▶ [ENTRIES PROVIDED]
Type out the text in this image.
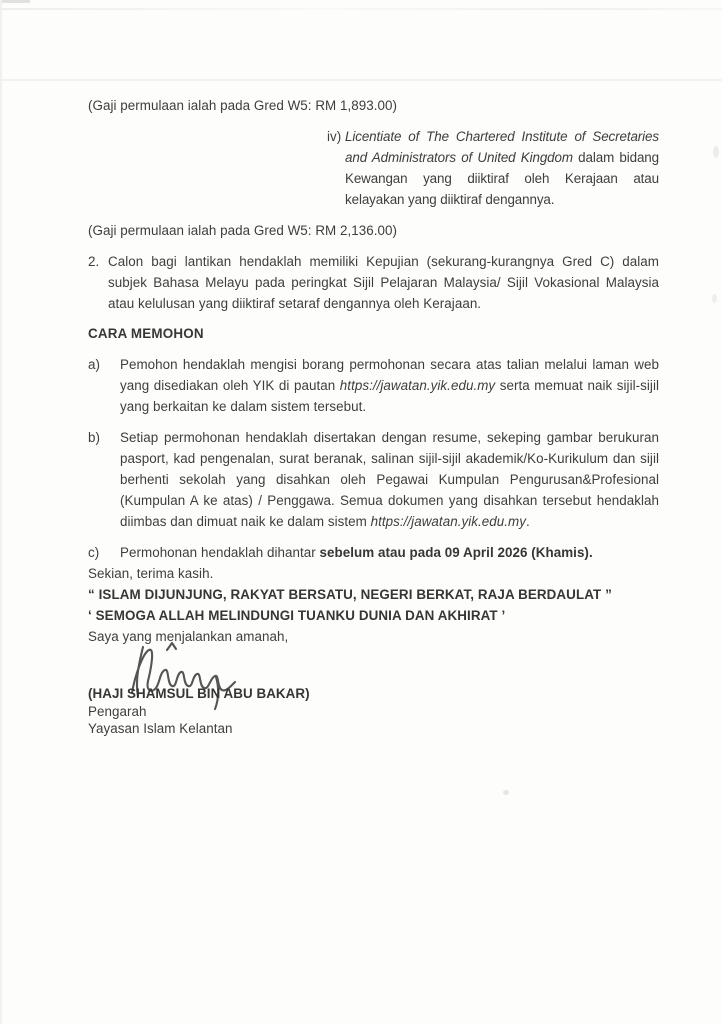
(Gaji permulaan ialah pada Gred W5: RM 1,893.00)

iv) Licentiate of The Chartered Institute of Secretaries and Administrators of United Kingdom dalam bidang Kewangan yang diiktiraf oleh Kerajaan atau kelayakan yang diiktiraf dengannya.

(Gaji permulaan ialah pada Gred W5: RM 2,136.00)

2. Calon bagi lantikan hendaklah memiliki Kepujian (sekurang-kurangnya Gred C) dalam subjek Bahasa Melayu pada peringkat Sijil Pelajaran Malaysia/ Sijil Vokasional Malaysia atau kelulusan yang diiktiraf setaraf dengannya oleh Kerajaan.

CARA MEMOHON
a)	Pemohon hendaklah mengisi borang permohonan secara atas talian melalui laman web yang disediakan oleh YIK di pautan https://jawatan.yik.edu.my serta memuat naik sijil-sijil yang berkaitan ke dalam sistem tersebut.

b)	Setiap permohonan hendaklah disertakan dengan resume, sekeping gambar berukuran pasport, kad pengenalan, surat beranak, salinan sijil-sijil akademik/Ko-Kurikulum dan sijil berhenti sekolah yang disahkan oleh Pegawai Kumpulan Pengurusan&Profesional (Kumpulan A ke atas) / Penggawa. Semua dokumen yang disahkan tersebut hendaklah diimbas dan dimuat naik ke dalam sistem https://jawatan.yik.edu.my.

c)	Permohonan hendaklah dihantar sebelum atau pada 09 April 2026 (Khamis).

Sekian, terima kasih.

“ ISLAM DIJUNJUNG, RAKYAT BERSATU, NEGERI BERKAT, RAJA BERDAULAT ”

‘ SEMOGA ALLAH MELINDUNGI TUANKU DUNIA DAN AKHIRAT ’

Saya yang menjalankan amanah,

(HAJI SHAMSUL BIN ABU BAKAR)

Pengarah

Yayasan Islam Kelantan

▶ [STATED EXERCISE]
A faithful copy of the records above is needed, with the pictures left out.

▶ [FULL SOLUTION]
Type out the text in this image.
(Gaji permulaan ialah pada Gred W5: RM 1,893.00)

iv) Licentiate of The Chartered Institute of Secretaries and Administrators of United Kingdom dalam bidang Kewangan yang diiktiraf oleh Kerajaan atau kelayakan yang diiktiraf dengannya.

(Gaji permulaan ialah pada Gred W5: RM 2,136.00)

2. Calon bagi lantikan hendaklah memiliki Kepujian (sekurang-kurangnya Gred C) dalam subjek Bahasa Melayu pada peringkat Sijil Pelajaran Malaysia/ Sijil Vokasional Malaysia atau kelulusan yang diiktiraf setaraf dengannya oleh Kerajaan.

CARA MEMOHON
a)	Pemohon hendaklah mengisi borang permohonan secara atas talian melalui laman web yang disediakan oleh YIK di pautan https://jawatan.yik.edu.my serta memuat naik sijil-sijil yang berkaitan ke dalam sistem tersebut.

b)	Setiap permohonan hendaklah disertakan dengan resume, sekeping gambar berukuran pasport, kad pengenalan, surat beranak, salinan sijil-sijil akademik/Ko-Kurikulum dan sijil berhenti sekolah yang disahkan oleh Pegawai Kumpulan Pengurusan&Profesional (Kumpulan A ke atas) / Penggawa. Semua dokumen yang disahkan tersebut hendaklah diimbas dan dimuat naik ke dalam sistem https://jawatan.yik.edu.my.

c)	Permohonan hendaklah dihantar sebelum atau pada 09 April 2026 (Khamis).

Sekian, terima kasih.

“ ISLAM DIJUNJUNG, RAKYAT BERSATU, NEGERI BERKAT, RAJA BERDAULAT ”

‘ SEMOGA ALLAH MELINDUNGI TUANKU DUNIA DAN AKHIRAT ’

Saya yang menjalankan amanah,

(HAJI SHAMSUL BIN ABU BAKAR)

Pengarah

Yayasan Islam Kelantan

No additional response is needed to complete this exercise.